INFORMATION SHOWN:
[START]
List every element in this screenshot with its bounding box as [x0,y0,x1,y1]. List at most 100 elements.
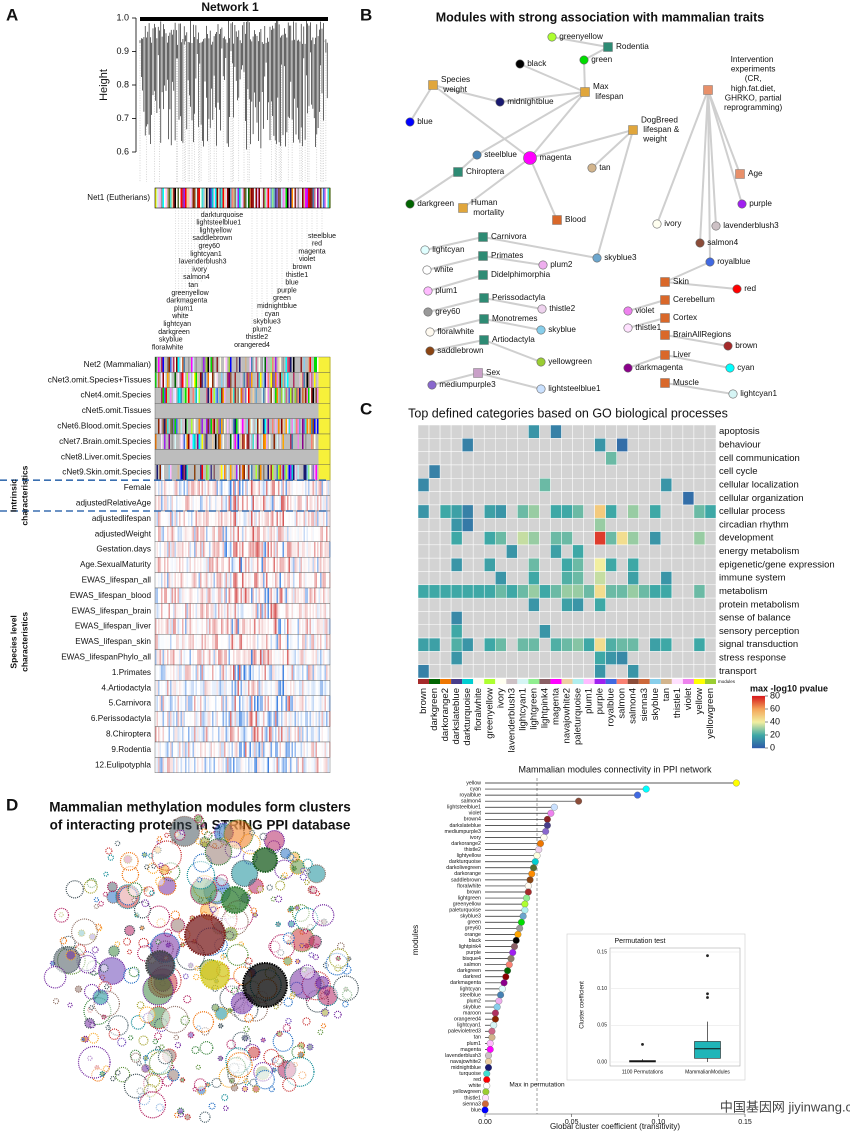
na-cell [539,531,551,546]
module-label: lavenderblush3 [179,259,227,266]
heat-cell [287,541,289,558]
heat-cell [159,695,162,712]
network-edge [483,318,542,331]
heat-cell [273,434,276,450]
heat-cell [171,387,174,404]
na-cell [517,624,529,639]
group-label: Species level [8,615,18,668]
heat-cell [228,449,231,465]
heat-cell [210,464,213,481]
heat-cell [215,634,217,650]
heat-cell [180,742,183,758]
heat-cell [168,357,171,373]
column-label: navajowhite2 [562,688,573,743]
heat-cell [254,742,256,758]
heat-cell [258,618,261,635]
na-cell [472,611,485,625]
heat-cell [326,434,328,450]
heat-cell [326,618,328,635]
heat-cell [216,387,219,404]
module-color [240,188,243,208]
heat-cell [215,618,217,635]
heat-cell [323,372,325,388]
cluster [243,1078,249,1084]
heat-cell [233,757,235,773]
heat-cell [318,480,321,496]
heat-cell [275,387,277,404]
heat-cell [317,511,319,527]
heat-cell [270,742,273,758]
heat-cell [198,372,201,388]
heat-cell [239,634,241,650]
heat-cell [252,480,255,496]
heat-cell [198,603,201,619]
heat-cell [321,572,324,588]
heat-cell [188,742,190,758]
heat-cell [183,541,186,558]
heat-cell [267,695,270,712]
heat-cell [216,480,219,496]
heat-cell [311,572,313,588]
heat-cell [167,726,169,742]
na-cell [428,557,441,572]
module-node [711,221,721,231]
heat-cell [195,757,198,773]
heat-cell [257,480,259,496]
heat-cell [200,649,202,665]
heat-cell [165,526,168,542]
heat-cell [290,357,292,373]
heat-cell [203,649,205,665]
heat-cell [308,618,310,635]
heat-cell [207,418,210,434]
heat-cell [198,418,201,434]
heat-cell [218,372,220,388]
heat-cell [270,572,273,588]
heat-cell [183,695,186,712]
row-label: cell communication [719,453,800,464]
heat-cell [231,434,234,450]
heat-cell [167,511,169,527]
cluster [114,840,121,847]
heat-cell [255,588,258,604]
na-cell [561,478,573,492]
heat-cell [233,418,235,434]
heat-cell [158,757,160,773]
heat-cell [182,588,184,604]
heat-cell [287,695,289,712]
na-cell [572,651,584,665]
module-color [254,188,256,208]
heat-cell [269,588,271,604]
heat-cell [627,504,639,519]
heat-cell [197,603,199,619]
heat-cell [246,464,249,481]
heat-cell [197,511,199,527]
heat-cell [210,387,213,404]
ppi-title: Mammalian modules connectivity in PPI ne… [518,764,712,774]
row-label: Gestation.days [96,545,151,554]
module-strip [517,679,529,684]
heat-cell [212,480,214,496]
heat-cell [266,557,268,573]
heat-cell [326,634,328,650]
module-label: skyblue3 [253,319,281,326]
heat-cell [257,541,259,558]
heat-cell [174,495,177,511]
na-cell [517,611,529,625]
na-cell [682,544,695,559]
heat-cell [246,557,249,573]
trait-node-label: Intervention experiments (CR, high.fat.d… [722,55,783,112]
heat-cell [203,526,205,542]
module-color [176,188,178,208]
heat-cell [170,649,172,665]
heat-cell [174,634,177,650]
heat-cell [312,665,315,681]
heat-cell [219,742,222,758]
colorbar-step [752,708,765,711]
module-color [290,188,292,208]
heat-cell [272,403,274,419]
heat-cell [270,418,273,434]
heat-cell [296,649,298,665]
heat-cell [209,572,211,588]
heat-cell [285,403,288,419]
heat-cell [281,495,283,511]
[END]
[START]
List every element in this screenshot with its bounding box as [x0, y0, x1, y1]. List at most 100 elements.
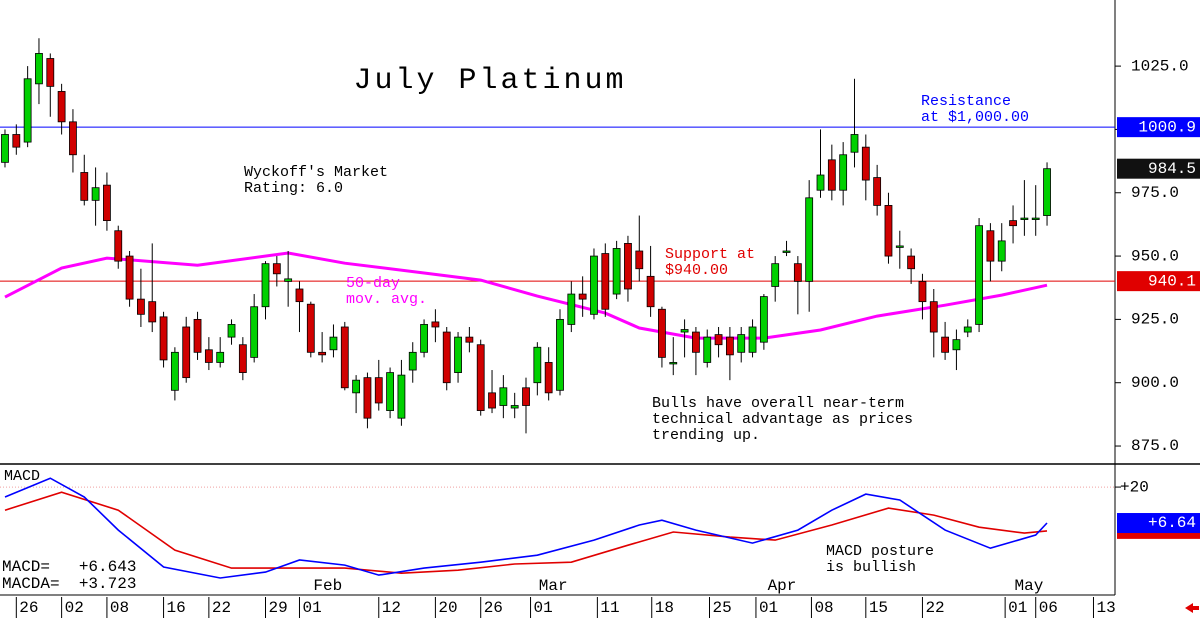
[END]
THE EXERCISE:
Please render the rows from the line containing "[x0,y0,x1,y1]. List at most 100 elements." through the line containing "heat-cell [254,742,256,758]" as a Markdown table with the columns No. and Text, numbering each line and skipping blank lines. Leave the pictures out.

WRITTEN RESPONSE:
| No. | Text |
|---|---|
| 1 | List every element in this screenshot with its bounding box as [x0,y0,x1,y1]. List at most 100 elements. |
| 2 | na-cell [539,531,551,546] |
| 3 | module-label: lavenderblush3 [179,259,227,266] |
| 4 | heat-cell [287,541,289,558] |
| 5 | heat-cell [159,695,162,712] |
| 6 | network-edge [483,318,542,331] |
| 7 | heat-cell [273,434,276,450] |
| 8 | heat-cell [171,387,174,404] |
| 9 | na-cell [517,624,529,639] |
| 10 | group-label: Species level [8,615,18,668] |
| 11 | heat-cell [228,449,231,465] |
| 12 | heat-cell [210,464,213,481] |
| 13 | heat-cell [215,634,217,650] |
| 14 | heat-cell [180,742,183,758] |
| 15 | heat-cell [168,357,171,373] |
| 16 | column-label: navajowhite2 [562,688,573,743] |
| 17 | heat-cell [254,742,256,758] |